» Supplied information:
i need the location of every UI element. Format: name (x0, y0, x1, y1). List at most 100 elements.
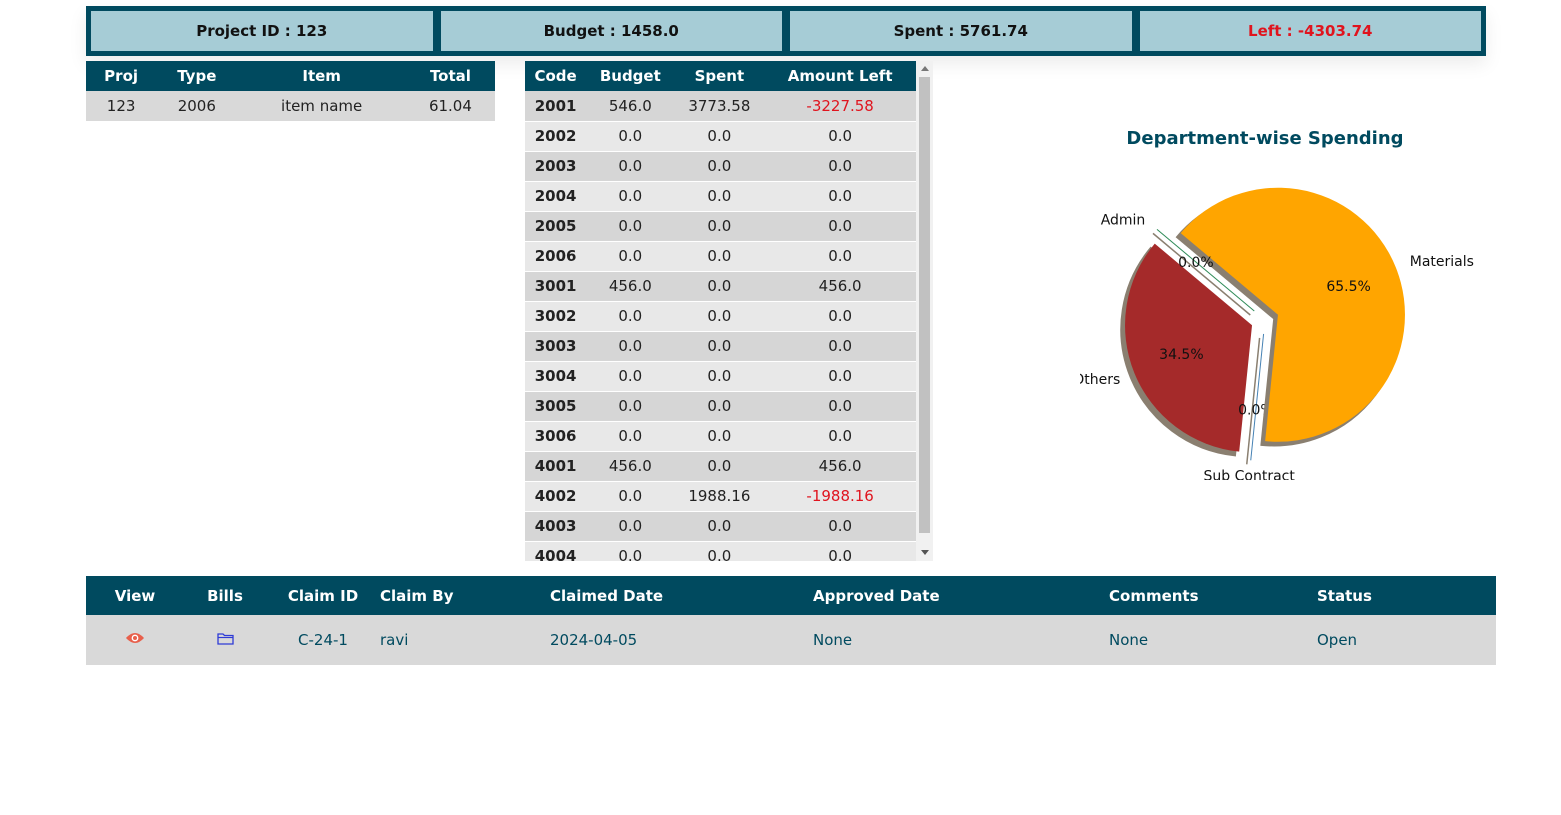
spent-cell: 0.0 (674, 421, 765, 452)
amount-left-cell: 0.0 (764, 331, 916, 362)
table-row: 2004 0.0 0.0 0.0 (525, 181, 916, 212)
bills-cell (184, 615, 266, 665)
code-cell: 3004 (525, 361, 587, 392)
budget-cell: 546.0 (586, 91, 675, 122)
amount-left-cell: 0.0 (764, 391, 916, 422)
amount-left-cell: 0.0 (764, 361, 916, 392)
scroll-thumb[interactable] (919, 77, 930, 533)
scroll-down-arrow-icon[interactable] (921, 550, 929, 555)
folder-icon[interactable] (216, 631, 234, 649)
claim-id-cell: C-24-1 (266, 615, 380, 665)
pie-category-label: Others (1080, 372, 1120, 388)
cell-item: item name (237, 91, 406, 121)
code-cell: 3001 (525, 271, 587, 302)
cell-proj: 123 (86, 91, 157, 121)
table-row: 2002 0.0 0.0 0.0 (525, 121, 916, 152)
budget-cell: 0.0 (586, 151, 675, 182)
budget-cell: 0.0 (586, 511, 675, 542)
spent-cell: 3773.58 (674, 91, 765, 122)
header-item: Item (237, 61, 406, 91)
budget-cell: 456.0 (586, 271, 675, 302)
amount-left-cell: -1988.16 (764, 481, 916, 512)
header-comments: Comments (1109, 576, 1317, 615)
header-code: Code (525, 61, 587, 91)
spent-cell: 0.0 (674, 391, 765, 422)
header-claim-id: Claim ID (266, 576, 380, 615)
scroll-up-arrow-icon[interactable] (921, 66, 929, 71)
amount-left-cell: 0.0 (764, 181, 916, 212)
code-cell: 2003 (525, 151, 587, 182)
amount-left-cell: 456.0 (764, 271, 916, 302)
pie-category-label: Admin (1101, 213, 1146, 229)
budget-cell: 0.0 (586, 181, 675, 212)
header-spent: Spent (674, 61, 765, 91)
table-row: 123 2006 item name 61.04 (86, 91, 495, 121)
table-row: 4002 0.0 1988.16 -1988.16 (525, 481, 916, 512)
amount-left-cell: -3227.58 (764, 91, 916, 122)
amount-left-cell: 0.0 (764, 301, 916, 332)
spent-cell: 0.0 (674, 211, 765, 242)
cell-total: 61.04 (405, 91, 495, 121)
eye-icon[interactable] (125, 631, 145, 649)
spent-cell: 0.0 (674, 121, 765, 152)
pie-category-label: Materials (1410, 254, 1474, 270)
header-total: Total (405, 61, 495, 91)
spent-cell: 0.0 (674, 241, 765, 272)
summary-bar: Project ID : 123 Budget : 1458.0 Spent :… (86, 6, 1486, 56)
cell-type: 2006 (156, 91, 238, 121)
table-row: 3001 456.0 0.0 456.0 (525, 271, 916, 302)
budget-cell: 0.0 (586, 331, 675, 362)
table-row: 4001 456.0 0.0 456.0 (525, 451, 916, 482)
code-cell: 4002 (525, 481, 587, 512)
code-cell: 3002 (525, 301, 587, 332)
header-view: View (86, 576, 184, 615)
pie-percent-label: 34.5% (1159, 347, 1203, 363)
project-id-card: Project ID : 123 (91, 11, 433, 51)
header-bills: Bills (184, 576, 266, 615)
header-type: Type (156, 61, 238, 91)
table-row: 2005 0.0 0.0 0.0 (525, 211, 916, 242)
amount-left-cell: 0.0 (764, 241, 916, 272)
amount-left-cell: 0.0 (764, 511, 916, 542)
amount-left-cell: 0.0 (764, 541, 916, 561)
claims-table: View Bills Claim ID Claim By Claimed Dat… (86, 576, 1496, 665)
pie-chart: Department-wise Spending 34.5% Others 0.0%… (1073, 120, 1520, 484)
pie-chart-svg: 34.5% Others 0.0% Sub Contract 65.5% Material… (1073, 187, 1474, 484)
code-cell: 3005 (525, 391, 587, 422)
budget-table-container[interactable]: Code Budget Spent Amount Left 2001 546.0 3… (525, 61, 933, 561)
table-row: 3006 0.0 0.0 0.0 (525, 421, 916, 452)
code-cell: 3003 (525, 331, 587, 362)
view-cell (86, 615, 184, 665)
spent-cell: 0.0 (674, 451, 765, 482)
budget-cell: 0.0 (586, 121, 675, 152)
budget-table-body: 2001 546.0 3773.58 -3227.58 2002 0.0 0.0 0.0 200… (525, 91, 916, 561)
items-table: Proj Type Item Total 123 2006 item name … (86, 61, 495, 121)
header-claimed-date: Claimed Date (550, 576, 813, 615)
budget-cell: 0.0 (586, 361, 675, 392)
code-cell: 2006 (525, 241, 587, 272)
left-card: Left : -4303.74 (1139, 11, 1481, 51)
claimed-date-cell: 2024-04-05 (550, 615, 813, 665)
header-approved-date: Approved Date (813, 576, 1109, 615)
table-row: 4004 0.0 0.0 0.0 (525, 541, 916, 561)
budget-cell: 0.0 (586, 541, 675, 561)
table-row: 3004 0.0 0.0 0.0 (525, 361, 916, 392)
budget-cell: 456.0 (586, 451, 675, 482)
pie-percent-label: 65.5% (1326, 279, 1370, 295)
claim-by-cell: ravi (380, 615, 550, 665)
budget-cell: 0.0 (586, 421, 675, 452)
code-cell: 4001 (525, 451, 587, 482)
spent-card: Spent : 5761.74 (790, 11, 1132, 51)
amount-left-cell: 0.0 (764, 421, 916, 452)
spent-cell: 1988.16 (674, 481, 765, 512)
budget-cell: 0.0 (586, 301, 675, 332)
amount-left-cell: 456.0 (764, 451, 916, 482)
table-row: 2001 546.0 3773.58 -3227.58 (525, 91, 916, 122)
approved-date-cell: None (813, 615, 1109, 665)
table-row: 3003 0.0 0.0 0.0 (525, 331, 916, 362)
budget-cell: 0.0 (586, 211, 675, 242)
scrollbar[interactable] (916, 61, 933, 561)
amount-left-cell: 0.0 (764, 211, 916, 242)
table-row: C-24-1 ravi 2024-04-05 None None Open (86, 615, 1496, 665)
table-row: 2003 0.0 0.0 0.0 (525, 151, 916, 182)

» Work instructions:
Edit the entries above by replacing each "amount-left-cell" with "remaining-cell" and changing nothing else. Leave the pictures out of the answer.

» Task answer:
i need the location of every UI element. Format: name (x0, y0, x1, y1). List at most 100 elements.
spent-cell: 0.0 (674, 421, 765, 452)
remaining-cell: 0.0 (764, 331, 916, 362)
table-row: 2004 0.0 0.0 0.0 (525, 181, 916, 212)
bills-cell (184, 615, 266, 665)
code-cell: 3004 (525, 361, 587, 392)
budget-cell: 546.0 (586, 91, 675, 122)
remaining-cell: 0.0 (764, 391, 916, 422)
remaining-cell: 0.0 (764, 361, 916, 392)
scroll-thumb[interactable] (919, 77, 930, 533)
scroll-down-arrow-icon[interactable] (921, 550, 929, 555)
folder-icon[interactable] (216, 631, 234, 649)
claim-id-cell: C-24-1 (266, 615, 380, 665)
pie-category-label: Others (1080, 372, 1120, 388)
cell-item: item name (237, 91, 406, 121)
code-cell: 3001 (525, 271, 587, 302)
cell-proj: 123 (86, 91, 157, 121)
table-row: 2002 0.0 0.0 0.0 (525, 121, 916, 152)
budget-cell: 0.0 (586, 151, 675, 182)
budget-cell: 0.0 (586, 511, 675, 542)
spent-cell: 3773.58 (674, 91, 765, 122)
header-item: Item (237, 61, 406, 91)
budget-cell: 456.0 (586, 271, 675, 302)
remaining-cell: -1988.16 (764, 481, 916, 512)
header-comments: Comments (1109, 576, 1317, 615)
header-code: Code (525, 61, 587, 91)
spent-cell: 0.0 (674, 391, 765, 422)
header-claim-id: Claim ID (266, 576, 380, 615)
scroll-up-arrow-icon[interactable] (921, 66, 929, 71)
remaining-cell: 0.0 (764, 181, 916, 212)
code-cell: 2003 (525, 151, 587, 182)
remaining-cell: 456.0 (764, 271, 916, 302)
pie-category-label: Admin (1101, 213, 1146, 229)
budget-cell: 0.0 (586, 181, 675, 212)
header-spent: Spent (674, 61, 765, 91)
table-row: 123 2006 item name 61.04 (86, 91, 495, 121)
table-row: 4002 0.0 1988.16 -1988.16 (525, 481, 916, 512)
remaining-cell: -3227.58 (764, 91, 916, 122)
remaining-cell: 0.0 (764, 301, 916, 332)
spent-cell: 0.0 (674, 211, 765, 242)
cell-total: 61.04 (405, 91, 495, 121)
eye-icon[interactable] (125, 631, 145, 649)
spent-cell: 0.0 (674, 121, 765, 152)
pie-category-label: Materials (1410, 254, 1474, 270)
header-total: Total (405, 61, 495, 91)
spent-cell: 0.0 (674, 241, 765, 272)
summary-bar: Project ID : 123 Budget : 1458.0 Spent :… (86, 6, 1486, 56)
cell-type: 2006 (156, 91, 238, 121)
table-row: 3001 456.0 0.0 456.0 (525, 271, 916, 302)
budget-cell: 0.0 (586, 331, 675, 362)
table-row: 4001 456.0 0.0 456.0 (525, 451, 916, 482)
code-cell: 4002 (525, 481, 587, 512)
code-cell: 3002 (525, 301, 587, 332)
header-view: View (86, 576, 184, 615)
pie-percent-label: 34.5% (1159, 347, 1203, 363)
project-id-card: Project ID : 123 (91, 11, 433, 51)
header-bills: Bills (184, 576, 266, 615)
header-type: Type (156, 61, 238, 91)
table-row: 2005 0.0 0.0 0.0 (525, 211, 916, 242)
remaining-cell: 0.0 (764, 241, 916, 272)
remaining-cell: 0.0 (764, 511, 916, 542)
remaining-cell: 0.0 (764, 541, 916, 561)
claims-table: View Bills Claim ID Claim By Claimed Dat… (86, 576, 1496, 665)
pie-chart: Department-wise Spending 34.5% Others 0.0%… (1073, 120, 1520, 484)
pie-chart-svg: 34.5% Others 0.0% Sub Contract 65.5% Material… (1073, 187, 1474, 484)
code-cell: 3005 (525, 391, 587, 422)
budget-table-container[interactable]: Code Budget Spent Amount Left 2001 546.0 3… (525, 61, 933, 561)
table-row: 3006 0.0 0.0 0.0 (525, 421, 916, 452)
code-cell: 3003 (525, 331, 587, 362)
view-cell (86, 615, 184, 665)
spent-cell: 0.0 (674, 451, 765, 482)
budget-cell: 0.0 (586, 121, 675, 152)
budget-table-body: 2001 546.0 3773.58 -3227.58 2002 0.0 0.0 0.0 200… (525, 91, 916, 561)
items-table: Proj Type Item Total 123 2006 item name … (86, 61, 495, 121)
header-claimed-date: Claimed Date (550, 576, 813, 615)
budget-cell: 0.0 (586, 361, 675, 392)
code-cell: 2006 (525, 241, 587, 272)
left-card: Left : -4303.74 (1139, 11, 1481, 51)
claimed-date-cell: 2024-04-05 (550, 615, 813, 665)
header-approved-date: Approved Date (813, 576, 1109, 615)
table-row: 4004 0.0 0.0 0.0 (525, 541, 916, 561)
budget-cell: 0.0 (586, 541, 675, 561)
table-row: 3004 0.0 0.0 0.0 (525, 361, 916, 392)
budget-cell: 456.0 (586, 451, 675, 482)
pie-percent-label: 65.5% (1326, 279, 1370, 295)
claim-by-cell: ravi (380, 615, 550, 665)
budget-cell: 0.0 (586, 421, 675, 452)
code-cell: 4001 (525, 451, 587, 482)
spent-card: Spent : 5761.74 (790, 11, 1132, 51)
remaining-cell: 0.0 (764, 421, 916, 452)
spent-cell: 1988.16 (674, 481, 765, 512)
budget-cell: 0.0 (586, 301, 675, 332)
remaining-cell: 456.0 (764, 451, 916, 482)
table-row: 2001 546.0 3773.58 -3227.58 (525, 91, 916, 122)
approved-date-cell: None (813, 615, 1109, 665)
table-row: 3003 0.0 0.0 0.0 (525, 331, 916, 362)
budget-cell: 0.0 (586, 211, 675, 242)
scrollbar[interactable] (916, 61, 933, 561)
remaining-cell: 0.0 (764, 211, 916, 242)
table-row: C-24-1 ravi 2024-04-05 None None Open (86, 615, 1496, 665)
table-row: 2003 0.0 0.0 0.0 (525, 151, 916, 182)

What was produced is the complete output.